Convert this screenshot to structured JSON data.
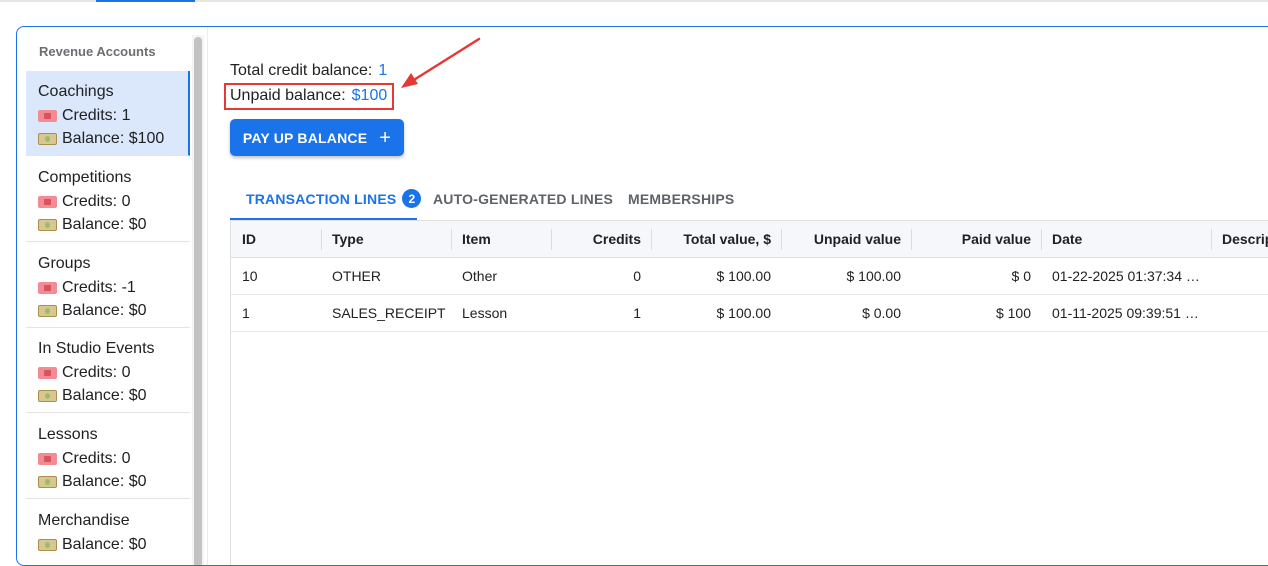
{
  "sidebar": {
    "title": "Revenue Accounts",
    "accounts": [
      {
        "name": "Coachings",
        "credits": "Credits: 1",
        "balance": "Balance: $100",
        "selected": true
      },
      {
        "name": "Competitions",
        "credits": "Credits: 0",
        "balance": "Balance: $0"
      },
      {
        "name": "Groups",
        "credits": "Credits: -1",
        "balance": "Balance: $0"
      },
      {
        "name": "In Studio Events",
        "credits": "Credits: 0",
        "balance": "Balance: $0"
      },
      {
        "name": "Lessons",
        "credits": "Credits: 0",
        "balance": "Balance: $0"
      },
      {
        "name": "Merchandise",
        "balance": "Balance: $0"
      }
    ]
  },
  "summary": {
    "total_label": "Total credit balance:",
    "total_value": "1",
    "unpaid_label": "Unpaid balance:",
    "unpaid_value": "$100"
  },
  "pay_button": {
    "label": "PAY UP BALANCE",
    "icon": "+"
  },
  "tabs": [
    {
      "label": "TRANSACTION LINES",
      "badge": "2",
      "active": true
    },
    {
      "label": "AUTO-GENERATED LINES"
    },
    {
      "label": "MEMBERSHIPS"
    }
  ],
  "table": {
    "columns": [
      "ID",
      "Type",
      "Item",
      "Credits",
      "Total value, $",
      "Unpaid value",
      "Paid value",
      "Date",
      "Descrip"
    ],
    "rows": [
      [
        "10",
        "OTHER",
        "Other",
        "0",
        "$ 100.00",
        "$ 100.00",
        "$ 0",
        "01-22-2025 01:37:34 …",
        ""
      ],
      [
        "1",
        "SALES_RECEIPT",
        "Lesson",
        "1",
        "$ 100.00",
        "$ 0.00",
        "$ 100",
        "01-11-2025 09:39:51 …",
        ""
      ]
    ]
  },
  "colors": {
    "accent": "#1a73e8",
    "highlight": "#e53935"
  },
  "icons": {
    "credits": "ticket-icon",
    "balance": "money-icon"
  }
}
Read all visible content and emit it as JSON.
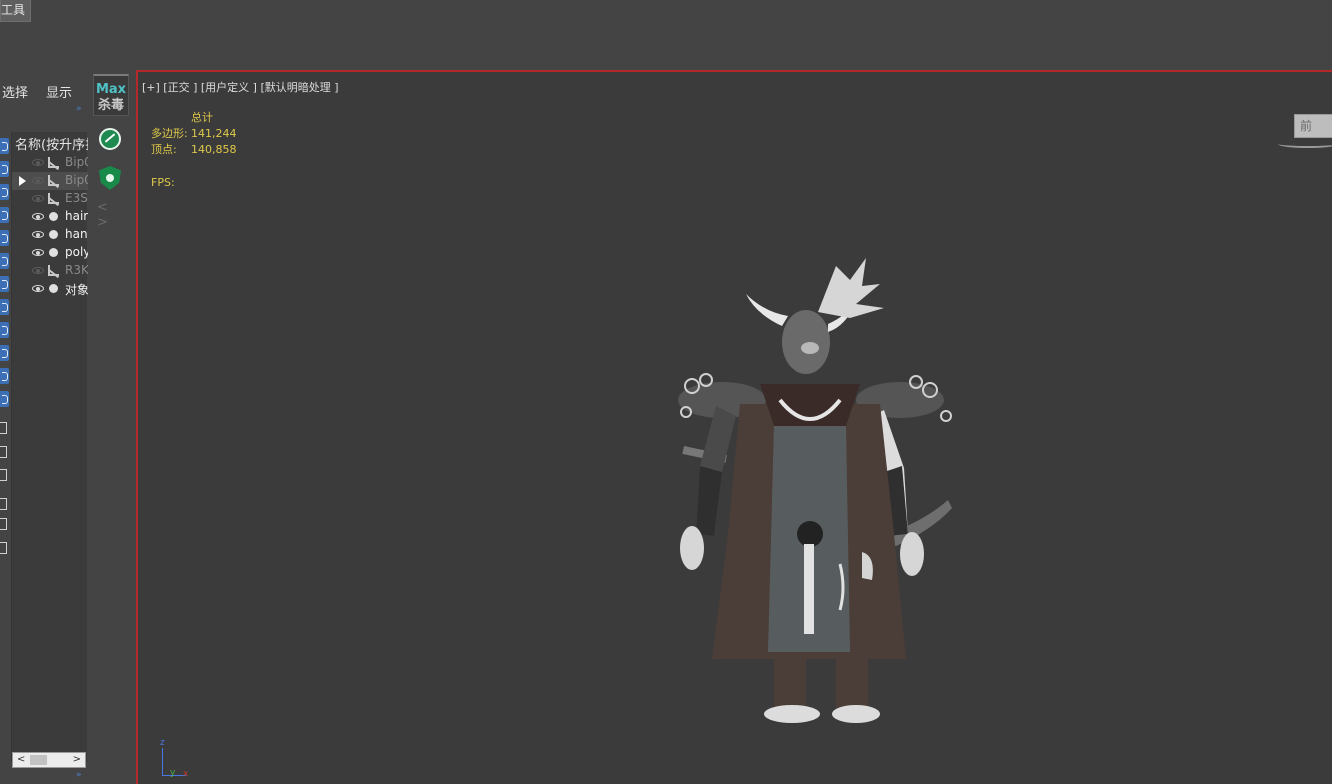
{
  "top_toolbar": {
    "tool_tab_label": "工具"
  },
  "explorer": {
    "menu_select": "选择",
    "menu_display": "显示",
    "more_chevron": "»",
    "column_header": "名称(按升序排",
    "objects": [
      {
        "name": "Bip0",
        "visible": false,
        "type": "bone",
        "dim": true
      },
      {
        "name": "Bip0",
        "visible": false,
        "type": "bone",
        "dim": true,
        "selected": true,
        "arrow": true
      },
      {
        "name": "E3S",
        "visible": false,
        "type": "bone",
        "dim": true
      },
      {
        "name": "hair",
        "visible": true,
        "type": "object",
        "dim": false
      },
      {
        "name": "han",
        "visible": true,
        "type": "object",
        "dim": false
      },
      {
        "name": "poly",
        "visible": true,
        "type": "object",
        "dim": false
      },
      {
        "name": "R3K",
        "visible": false,
        "type": "bone",
        "dim": true
      },
      {
        "name": "对象",
        "visible": true,
        "type": "object",
        "dim": false
      }
    ],
    "scroll_left": "<",
    "scroll_right": ">",
    "bottom_chevron": "»"
  },
  "plugin_strip": {
    "logo_line1": "Max",
    "logo_line2": "杀毒",
    "nav_arrows": "< >"
  },
  "viewport": {
    "label": "[+] [正交 ] [用户定义 ] [默认明暗处理 ]",
    "stats": {
      "header": "总计",
      "polygons_label": "多边形:",
      "polygons_value": "141,244",
      "vertices_label": "顶点:",
      "vertices_value": "140,858",
      "fps_label": "FPS:"
    },
    "viewcube_label": "前",
    "axis": {
      "z": "z",
      "y": "y",
      "x": "x"
    }
  },
  "colors": {
    "viewport_border": "#b32828",
    "stats_text": "#e0c94a",
    "accent_blue": "#3d6fb6",
    "plugin_green": "#1f8a4f"
  }
}
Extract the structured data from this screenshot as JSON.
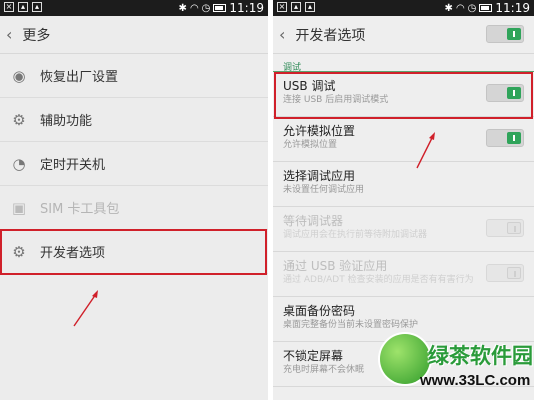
{
  "status_bar": {
    "time": "11:19"
  },
  "left": {
    "header": {
      "back_icon": "back-chevron",
      "title": "更多"
    },
    "items": [
      {
        "label": "恢复出厂设置",
        "icon": "reset-icon",
        "enabled": true
      },
      {
        "label": "辅助功能",
        "icon": "accessibility-gear-icon",
        "enabled": true
      },
      {
        "label": "定时开关机",
        "icon": "timer-power-icon",
        "enabled": true
      },
      {
        "label": "SIM 卡工具包",
        "icon": "sim-card-icon",
        "enabled": false
      },
      {
        "label": "开发者选项",
        "icon": "developer-gear-icon",
        "enabled": true
      }
    ]
  },
  "right": {
    "header": {
      "title": "开发者选项",
      "master_toggle": true
    },
    "section": "调试",
    "settings": [
      {
        "title": "USB 调试",
        "desc": "连接 USB 后启用调试模式",
        "toggle": true,
        "enabled": true
      },
      {
        "title": "允许模拟位置",
        "desc": "允许模拟位置",
        "toggle": true,
        "enabled": true
      },
      {
        "title": "选择调试应用",
        "desc": "未设置任何调试应用",
        "toggle": null,
        "enabled": true
      },
      {
        "title": "等待调试器",
        "desc": "调试应用会在执行前等待附加调试器",
        "toggle": false,
        "enabled": false
      },
      {
        "title": "通过 USB 验证应用",
        "desc": "通过 ADB/ADT 检查安装的应用是否有有害行为",
        "toggle": true,
        "enabled": false
      },
      {
        "title": "桌面备份密码",
        "desc": "桌面完整备份当前未设置密码保护",
        "toggle": null,
        "enabled": true
      },
      {
        "title": "不锁定屏幕",
        "desc": "充电时屏幕不会休眠",
        "toggle": null,
        "enabled": true
      }
    ]
  },
  "watermark": {
    "title": "绿茶软件园",
    "url": "www.33LC.com"
  },
  "colors": {
    "highlight": "#d0202a",
    "toggle_on": "#2fa45a",
    "status_bar": "#1c1c1c"
  }
}
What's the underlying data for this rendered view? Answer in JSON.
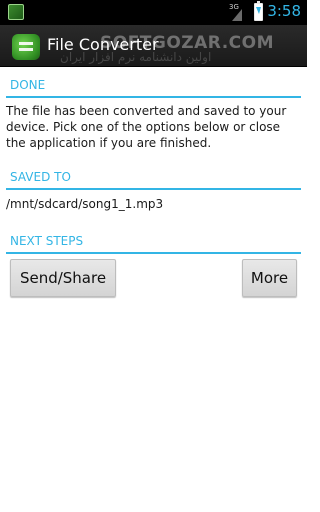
{
  "status_bar": {
    "network_label": "3G",
    "time": "3:58",
    "icons": [
      "notification-icon",
      "signal-icon",
      "battery-charging-icon"
    ]
  },
  "action_bar": {
    "title": "File Converter",
    "icon": "app-icon"
  },
  "watermark": {
    "text": "SOFTGOZAR.COM",
    "subtitle": "اولین دانشنامه نرم افزار ایران"
  },
  "sections": {
    "done": {
      "header": "DONE",
      "message": "The file has been converted and saved to your device. Pick one of the options below or close the application if you are finished."
    },
    "saved_to": {
      "header": "SAVED TO",
      "path": "/mnt/sdcard/song1_1.mp3"
    },
    "next_steps": {
      "header": "NEXT STEPS",
      "send_share_label": "Send/Share",
      "more_label": "More"
    }
  },
  "colors": {
    "accent": "#33b5e5",
    "status_bar": "#000000",
    "action_bar": "#1f1f1f",
    "background": "#ffffff"
  }
}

### Exercise instructions
Your job is to transcribe the entries above exactly; skip the pictures.

### Result of the task
Convert this screenshot to structured JSON data.
{
  "sidebar": {
    "title": "Revenue Accounts",
    "accounts": [
      {
        "name": "Coachings",
        "credits": "Credits: 1",
        "balance": "Balance: $100",
        "selected": true
      },
      {
        "name": "Competitions",
        "credits": "Credits: 0",
        "balance": "Balance: $0"
      },
      {
        "name": "Groups",
        "credits": "Credits: -1",
        "balance": "Balance: $0"
      },
      {
        "name": "In Studio Events",
        "credits": "Credits: 0",
        "balance": "Balance: $0"
      },
      {
        "name": "Lessons",
        "credits": "Credits: 0",
        "balance": "Balance: $0"
      },
      {
        "name": "Merchandise",
        "balance": "Balance: $0"
      }
    ]
  },
  "summary": {
    "total_label": "Total credit balance:",
    "total_value": "1",
    "unpaid_label": "Unpaid balance:",
    "unpaid_value": "$100"
  },
  "pay_button": {
    "label": "PAY UP BALANCE",
    "icon": "+"
  },
  "tabs": [
    {
      "label": "TRANSACTION LINES",
      "badge": "2",
      "active": true
    },
    {
      "label": "AUTO-GENERATED LINES"
    },
    {
      "label": "MEMBERSHIPS"
    }
  ],
  "table": {
    "columns": [
      "ID",
      "Type",
      "Item",
      "Credits",
      "Total value, $",
      "Unpaid value",
      "Paid value",
      "Date",
      "Descrip"
    ],
    "rows": [
      [
        "10",
        "OTHER",
        "Other",
        "0",
        "$ 100.00",
        "$ 100.00",
        "$ 0",
        "01-22-2025 01:37:34 …",
        ""
      ],
      [
        "1",
        "SALES_RECEIPT",
        "Lesson",
        "1",
        "$ 100.00",
        "$ 0.00",
        "$ 100",
        "01-11-2025 09:39:51 …",
        ""
      ]
    ]
  },
  "colors": {
    "accent": "#1a73e8",
    "highlight": "#e53935"
  },
  "icons": {
    "credits": "ticket-icon",
    "balance": "money-icon"
  }
}
Read all visible content and emit it as JSON.
{
  "top_toolbar": {
    "tool_tab_label": "工具"
  },
  "explorer": {
    "menu_select": "选择",
    "menu_display": "显示",
    "more_chevron": "»",
    "column_header": "名称(按升序排",
    "objects": [
      {
        "name": "Bip0",
        "visible": false,
        "type": "bone",
        "dim": true
      },
      {
        "name": "Bip0",
        "visible": false,
        "type": "bone",
        "dim": true,
        "selected": true,
        "arrow": true
      },
      {
        "name": "E3S",
        "visible": false,
        "type": "bone",
        "dim": true
      },
      {
        "name": "hair",
        "visible": true,
        "type": "object",
        "dim": false
      },
      {
        "name": "han",
        "visible": true,
        "type": "object",
        "dim": false
      },
      {
        "name": "poly",
        "visible": true,
        "type": "object",
        "dim": false
      },
      {
        "name": "R3K",
        "visible": false,
        "type": "bone",
        "dim": true
      },
      {
        "name": "对象",
        "visible": true,
        "type": "object",
        "dim": false
      }
    ],
    "scroll_left": "<",
    "scroll_right": ">",
    "bottom_chevron": "»"
  },
  "plugin_strip": {
    "logo_line1": "Max",
    "logo_line2": "杀毒",
    "nav_arrows": "< >"
  },
  "viewport": {
    "label": "[+] [正交 ] [用户定义 ] [默认明暗处理 ]",
    "stats": {
      "header": "总计",
      "polygons_label": "多边形:",
      "polygons_value": "141,244",
      "vertices_label": "顶点:",
      "vertices_value": "140,858",
      "fps_label": "FPS:"
    },
    "viewcube_label": "前",
    "axis": {
      "z": "z",
      "y": "y",
      "x": "x"
    }
  },
  "colors": {
    "viewport_border": "#b32828",
    "stats_text": "#e0c94a",
    "accent_blue": "#3d6fb6",
    "plugin_green": "#1f8a4f"
  }
}
Extract the structured data from this screenshot as JSON.
{
  "status_bar": {
    "time": "11:19"
  },
  "left": {
    "header": {
      "back_icon": "back-chevron",
      "title": "更多"
    },
    "items": [
      {
        "label": "恢复出厂设置",
        "icon": "reset-icon",
        "enabled": true
      },
      {
        "label": "辅助功能",
        "icon": "accessibility-gear-icon",
        "enabled": true
      },
      {
        "label": "定时开关机",
        "icon": "timer-power-icon",
        "enabled": true
      },
      {
        "label": "SIM 卡工具包",
        "icon": "sim-card-icon",
        "enabled": false
      },
      {
        "label": "开发者选项",
        "icon": "developer-gear-icon",
        "enabled": true
      }
    ]
  },
  "right": {
    "header": {
      "title": "开发者选项",
      "master_toggle": true
    },
    "section": "调试",
    "settings": [
      {
        "title": "USB 调试",
        "desc": "连接 USB 后启用调试模式",
        "toggle": true,
        "enabled": true
      },
      {
        "title": "允许模拟位置",
        "desc": "允许模拟位置",
        "toggle": true,
        "enabled": true
      },
      {
        "title": "选择调试应用",
        "desc": "未设置任何调试应用",
        "toggle": null,
        "enabled": true
      },
      {
        "title": "等待调试器",
        "desc": "调试应用会在执行前等待附加调试器",
        "toggle": false,
        "enabled": false
      },
      {
        "title": "通过 USB 验证应用",
        "desc": "通过 ADB/ADT 检查安装的应用是否有有害行为",
        "toggle": true,
        "enabled": false
      },
      {
        "title": "桌面备份密码",
        "desc": "桌面完整备份当前未设置密码保护",
        "toggle": null,
        "enabled": true
      },
      {
        "title": "不锁定屏幕",
        "desc": "充电时屏幕不会休眠",
        "toggle": null,
        "enabled": true
      }
    ]
  },
  "watermark": {
    "title": "绿茶软件园",
    "url": "www.33LC.com"
  },
  "colors": {
    "highlight": "#d0202a",
    "toggle_on": "#2fa45a",
    "status_bar": "#1c1c1c"
  }
}
What's the underlying data for this rendered view? Answer in JSON.
{
  "status_bar": {
    "network_label": "3G",
    "time": "3:58",
    "icons": [
      "notification-icon",
      "signal-icon",
      "battery-charging-icon"
    ]
  },
  "action_bar": {
    "title": "File Converter",
    "icon": "app-icon"
  },
  "watermark": {
    "text": "SOFTGOZAR.COM",
    "subtitle": "اولین دانشنامه نرم افزار ایران"
  },
  "sections": {
    "done": {
      "header": "DONE",
      "message": "The file has been converted and saved to your device. Pick one of the options below or close the application if you are finished."
    },
    "saved_to": {
      "header": "SAVED TO",
      "path": "/mnt/sdcard/song1_1.mp3"
    },
    "next_steps": {
      "header": "NEXT STEPS",
      "send_share_label": "Send/Share",
      "more_label": "More"
    }
  },
  "colors": {
    "accent": "#33b5e5",
    "status_bar": "#000000",
    "action_bar": "#1f1f1f",
    "background": "#ffffff"
  }
}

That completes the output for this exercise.